■ REQUIREMENTS: Pull out every line containing the string "screenshot".

■ INPUT:

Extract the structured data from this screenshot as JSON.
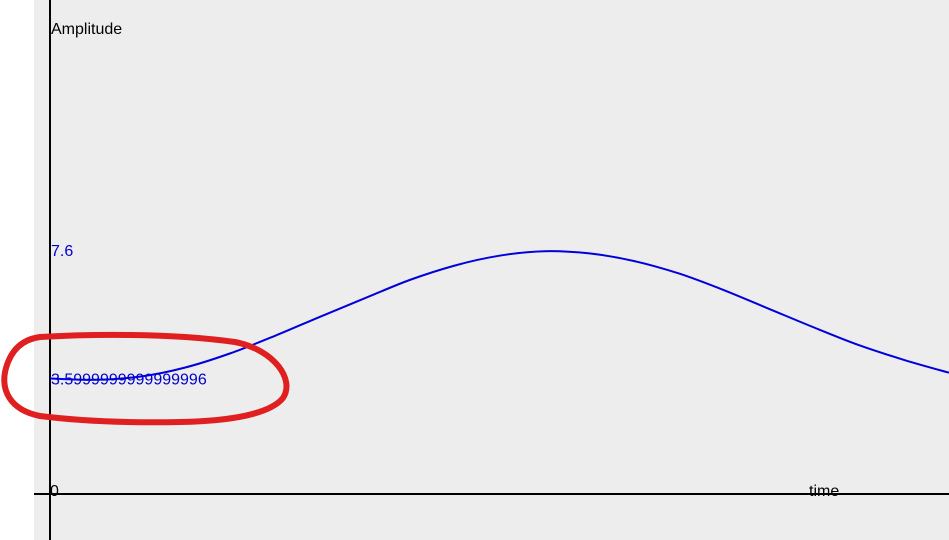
{
  "chart_data": {
    "type": "line",
    "ylabel": "Amplitude",
    "xlabel": "time",
    "x_tick_label": "0",
    "y_tick_labels": [
      "7.6",
      "3.5999999999999996"
    ],
    "y_ticks": [
      7.6,
      3.5999999999999996
    ],
    "ylim": [
      0,
      15.4
    ],
    "grid": false,
    "series": [
      {
        "color": "#0000dd",
        "x": [
          0,
          0.05,
          0.1,
          0.15,
          0.2,
          0.25,
          0.3,
          0.35,
          0.4,
          0.45,
          0.5,
          0.55,
          0.6,
          0.65,
          0.7,
          0.75,
          0.8,
          0.85,
          0.9,
          0.95,
          1.0
        ],
        "values": [
          3.6,
          3.56,
          3.66,
          3.94,
          4.38,
          4.93,
          5.52,
          6.1,
          6.67,
          7.12,
          7.43,
          7.57,
          7.5,
          7.26,
          6.87,
          6.35,
          5.77,
          5.19,
          4.64,
          4.18,
          3.78
        ]
      }
    ],
    "annotations": [
      {
        "type": "hand-drawn-ellipse",
        "target_label": "3.5999999999999996",
        "color": "#e02020"
      }
    ],
    "colors": {
      "axis": "#000000",
      "tick_label": "#0000cc",
      "background": "#ededed",
      "highlight": "#e02020"
    }
  }
}
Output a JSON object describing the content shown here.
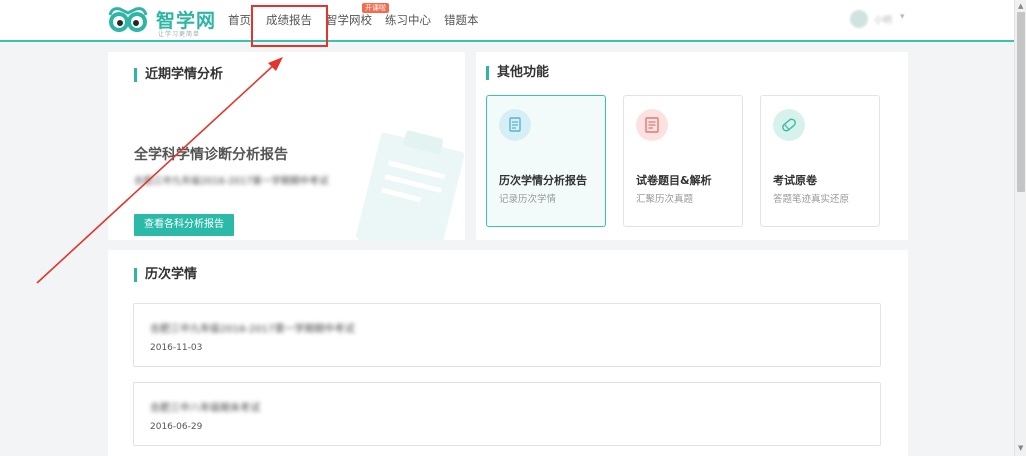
{
  "header": {
    "logo_text": "智学网",
    "logo_slogan": "让学习更简单",
    "nav": [
      {
        "label": "首页"
      },
      {
        "label": "成绩报告"
      },
      {
        "label": "智学网校"
      },
      {
        "label": "练习中心"
      },
      {
        "label": "错题本"
      }
    ],
    "nav_badge": "开课啦",
    "user_name": "小明",
    "user_caret": "▾"
  },
  "recent_analysis": {
    "section_title": "近期学情分析",
    "report_title": "全学科学情诊断分析报告",
    "exam_name_blurred": "合肥三中九年级2016-2017第一学期期中考试",
    "button_label": "查看各科分析报告"
  },
  "other_functions": {
    "section_title": "其他功能",
    "items": [
      {
        "title": "历次学情分析报告",
        "subtitle": "记录历次学情",
        "icon": "report-icon",
        "icon_bg": "#d6eef5",
        "icon_color": "#5ab3cc"
      },
      {
        "title": "试卷题目&解析",
        "subtitle": "汇聚历次真题",
        "icon": "exam-paper-icon",
        "icon_bg": "#fbe1e0",
        "icon_color": "#e07a73"
      },
      {
        "title": "考试原卷",
        "subtitle": "答题笔迹真实还原",
        "icon": "scroll-icon",
        "icon_bg": "#d7f1ec",
        "icon_color": "#3dbba7"
      }
    ]
  },
  "history": {
    "section_title": "历次学情",
    "items": [
      {
        "name_blurred": "合肥三中九年级2016-2017第一学期期中考试",
        "date": "2016-11-03"
      },
      {
        "name_blurred": "合肥三中八年级期末考试",
        "date": "2016-06-29"
      }
    ]
  },
  "colors": {
    "accent": "#2fb5a4",
    "annotation_red": "#e3352b",
    "badge_orange": "#f36b4f"
  }
}
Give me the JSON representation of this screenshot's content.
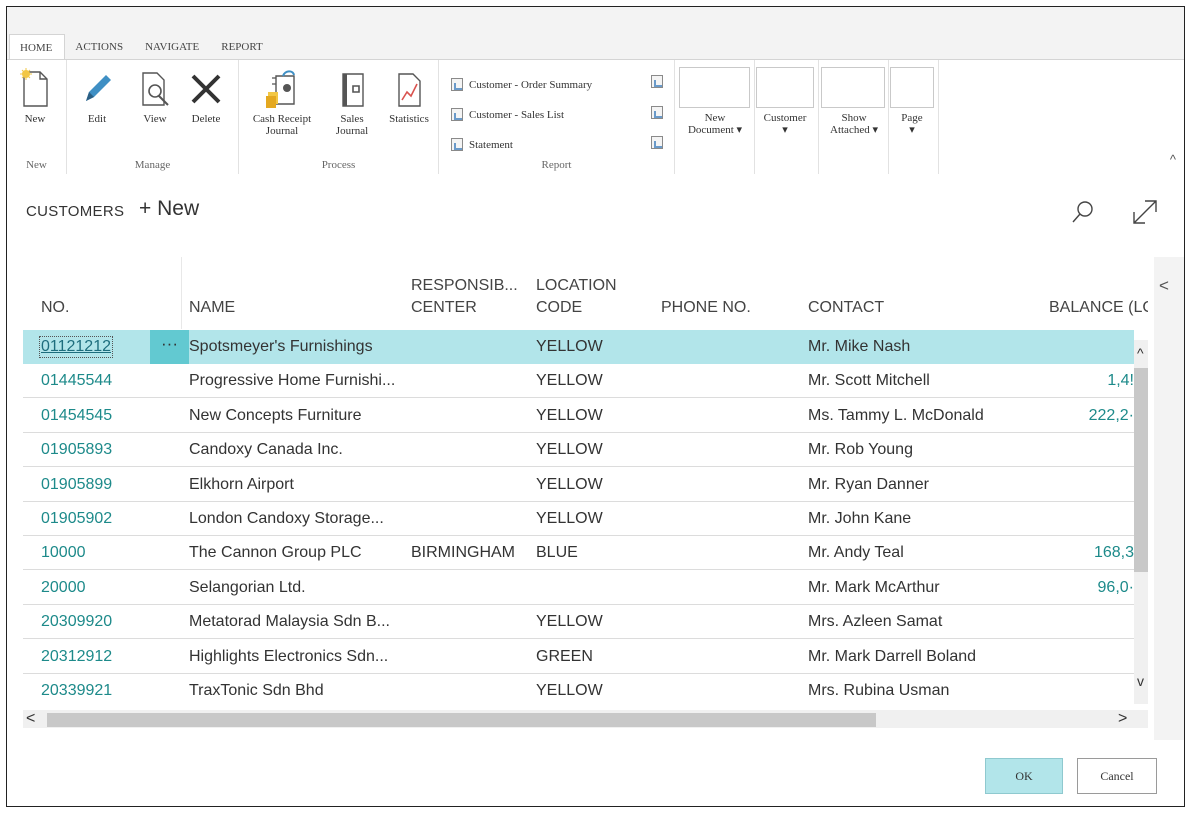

■ THE SOLUTION:
Extract the structured data from this screenshot as JSON.
Give me the JSON representation of this screenshot's content.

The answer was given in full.